### Rows:
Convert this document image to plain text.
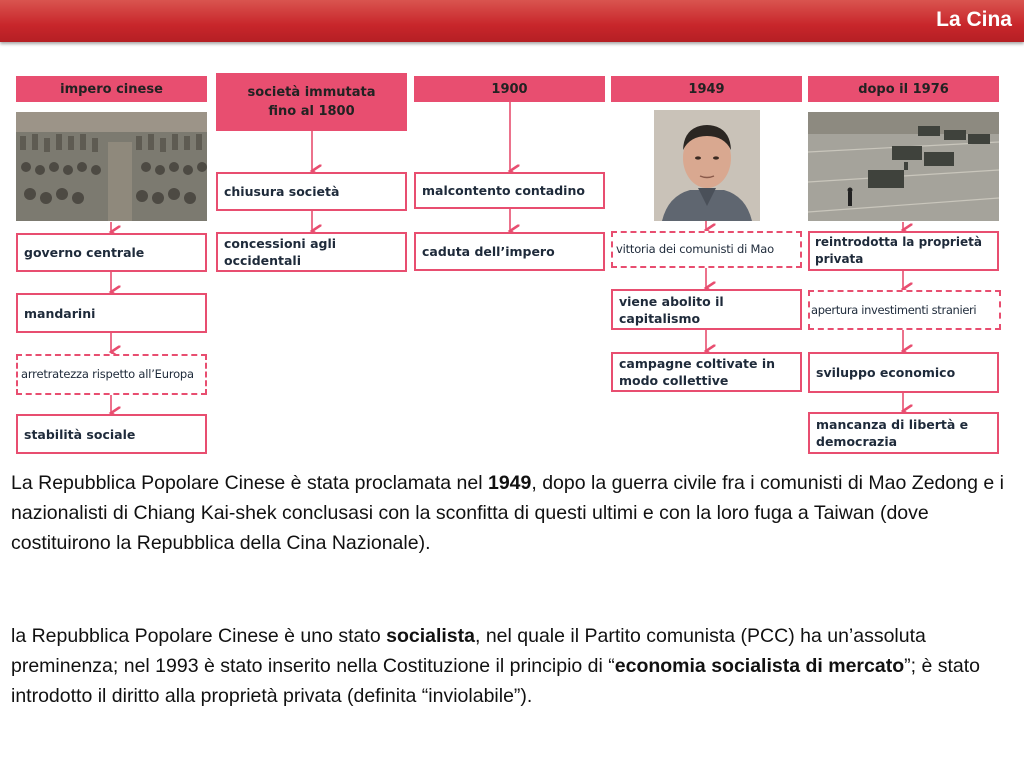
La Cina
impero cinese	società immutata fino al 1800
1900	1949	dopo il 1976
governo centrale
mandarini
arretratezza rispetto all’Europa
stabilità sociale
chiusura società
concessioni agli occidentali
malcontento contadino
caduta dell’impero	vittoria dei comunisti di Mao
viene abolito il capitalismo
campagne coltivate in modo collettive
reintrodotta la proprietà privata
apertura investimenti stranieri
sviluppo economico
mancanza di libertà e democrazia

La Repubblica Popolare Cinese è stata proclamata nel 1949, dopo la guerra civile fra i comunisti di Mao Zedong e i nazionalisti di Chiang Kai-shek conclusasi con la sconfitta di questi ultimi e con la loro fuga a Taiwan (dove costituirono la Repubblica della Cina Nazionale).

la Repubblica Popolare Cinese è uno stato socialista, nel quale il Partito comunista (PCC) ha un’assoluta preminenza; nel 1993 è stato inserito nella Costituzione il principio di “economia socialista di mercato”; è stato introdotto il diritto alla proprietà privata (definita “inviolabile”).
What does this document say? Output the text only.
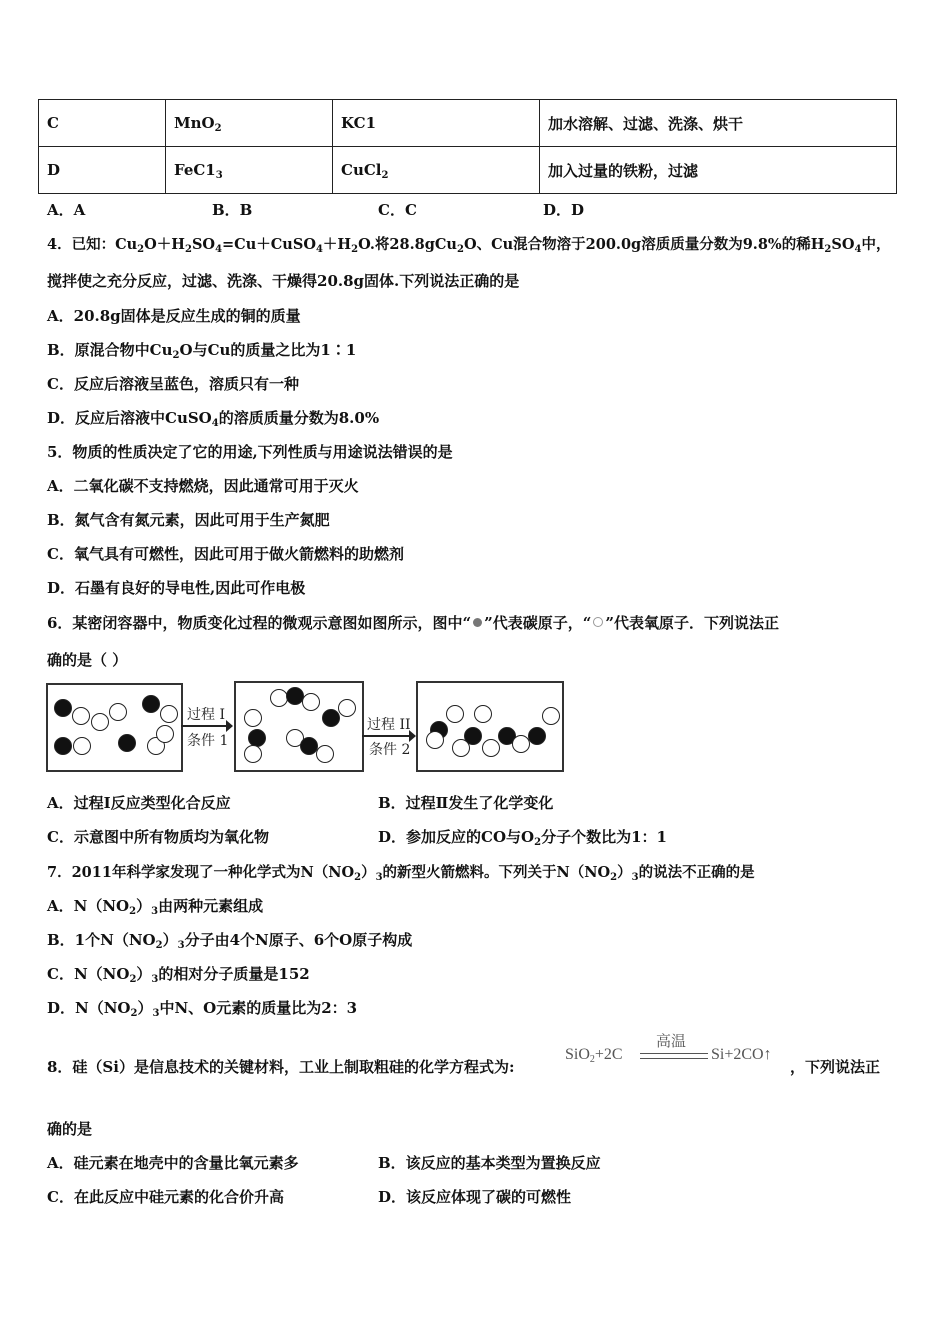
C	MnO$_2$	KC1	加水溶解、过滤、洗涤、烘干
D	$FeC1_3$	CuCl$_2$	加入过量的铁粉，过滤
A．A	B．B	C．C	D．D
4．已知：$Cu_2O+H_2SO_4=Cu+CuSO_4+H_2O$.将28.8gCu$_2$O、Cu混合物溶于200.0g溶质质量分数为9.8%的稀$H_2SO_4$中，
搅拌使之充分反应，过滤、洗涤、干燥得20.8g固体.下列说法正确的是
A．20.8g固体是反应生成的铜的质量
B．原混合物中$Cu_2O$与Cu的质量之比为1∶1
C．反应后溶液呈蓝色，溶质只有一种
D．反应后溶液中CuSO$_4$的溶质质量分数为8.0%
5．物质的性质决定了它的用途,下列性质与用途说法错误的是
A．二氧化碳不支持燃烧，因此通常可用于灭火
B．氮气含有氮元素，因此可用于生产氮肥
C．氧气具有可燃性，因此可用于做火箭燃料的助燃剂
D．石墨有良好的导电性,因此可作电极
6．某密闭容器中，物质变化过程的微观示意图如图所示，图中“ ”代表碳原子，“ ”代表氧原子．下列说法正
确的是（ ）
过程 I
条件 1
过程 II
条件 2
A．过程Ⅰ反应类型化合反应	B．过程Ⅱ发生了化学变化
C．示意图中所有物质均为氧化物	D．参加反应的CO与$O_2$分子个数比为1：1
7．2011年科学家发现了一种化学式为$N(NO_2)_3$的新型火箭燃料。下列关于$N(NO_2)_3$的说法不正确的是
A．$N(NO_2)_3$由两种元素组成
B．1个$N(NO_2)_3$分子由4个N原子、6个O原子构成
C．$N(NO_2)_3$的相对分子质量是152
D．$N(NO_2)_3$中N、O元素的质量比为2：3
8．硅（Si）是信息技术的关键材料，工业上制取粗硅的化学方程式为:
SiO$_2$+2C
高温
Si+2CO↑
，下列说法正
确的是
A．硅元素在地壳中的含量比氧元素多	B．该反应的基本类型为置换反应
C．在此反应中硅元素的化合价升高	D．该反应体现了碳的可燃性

### Problem statement:
Without the pictures, restate all of the entries above verbatim.

### Task solution:
Convert this document image to plain text.
La Cina
impero cinese	società immutata fino al 1800
1900	1949	dopo il 1976
governo centrale
mandarini
arretratezza rispetto all’Europa
stabilità sociale
chiusura società
concessioni agli occidentali
malcontento contadino
caduta dell’impero	vittoria dei comunisti di Mao
viene abolito il capitalismo
campagne coltivate in modo collettive
reintrodotta la proprietà privata
apertura investimenti stranieri
sviluppo economico
mancanza di libertà e democrazia

La Repubblica Popolare Cinese è stata proclamata nel 1949, dopo la guerra civile fra i comunisti di Mao Zedong e i nazionalisti di Chiang Kai-shek conclusasi con la sconfitta di questi ultimi e con la loro fuga a Taiwan (dove costituirono la Repubblica della Cina Nazionale).

la Repubblica Popolare Cinese è uno stato socialista, nel quale il Partito comunista (PCC) ha un’assoluta preminenza; nel 1993 è stato inserito nella Costituzione il principio di “economia socialista di mercato”; è stato introdotto il diritto alla proprietà privata (definita “inviolabile”).
What does this document say? Output the text only.
C	MnO$_2$	KC1	加水溶解、过滤、洗涤、烘干
D	$FeC1_3$	CuCl$_2$	加入过量的铁粉，过滤
A．A	B．B	C．C	D．D
4．已知：$Cu_2O+H_2SO_4=Cu+CuSO_4+H_2O$.将28.8gCu$_2$O、Cu混合物溶于200.0g溶质质量分数为9.8%的稀$H_2SO_4$中，
搅拌使之充分反应，过滤、洗涤、干燥得20.8g固体.下列说法正确的是
A．20.8g固体是反应生成的铜的质量
B．原混合物中$Cu_2O$与Cu的质量之比为1∶1
C．反应后溶液呈蓝色，溶质只有一种
D．反应后溶液中CuSO$_4$的溶质质量分数为8.0%
5．物质的性质决定了它的用途,下列性质与用途说法错误的是
A．二氧化碳不支持燃烧，因此通常可用于灭火
B．氮气含有氮元素，因此可用于生产氮肥
C．氧气具有可燃性，因此可用于做火箭燃料的助燃剂
D．石墨有良好的导电性,因此可作电极
6．某密闭容器中，物质变化过程的微观示意图如图所示，图中“ ”代表碳原子，“ ”代表氧原子．下列说法正
确的是（ ）
过程 I
条件 1
过程 II
条件 2
A．过程Ⅰ反应类型化合反应	B．过程Ⅱ发生了化学变化
C．示意图中所有物质均为氧化物	D．参加反应的CO与$O_2$分子个数比为1：1
7．2011年科学家发现了一种化学式为$N(NO_2)_3$的新型火箭燃料。下列关于$N(NO_2)_3$的说法不正确的是
A．$N(NO_2)_3$由两种元素组成
B．1个$N(NO_2)_3$分子由4个N原子、6个O原子构成
C．$N(NO_2)_3$的相对分子质量是152
D．$N(NO_2)_3$中N、O元素的质量比为2：3
8．硅（Si）是信息技术的关键材料，工业上制取粗硅的化学方程式为:
SiO$_2$+2C
高温
Si+2CO↑
，下列说法正
确的是
A．硅元素在地壳中的含量比氧元素多	B．该反应的基本类型为置换反应
C．在此反应中硅元素的化合价升高	D．该反应体现了碳的可燃性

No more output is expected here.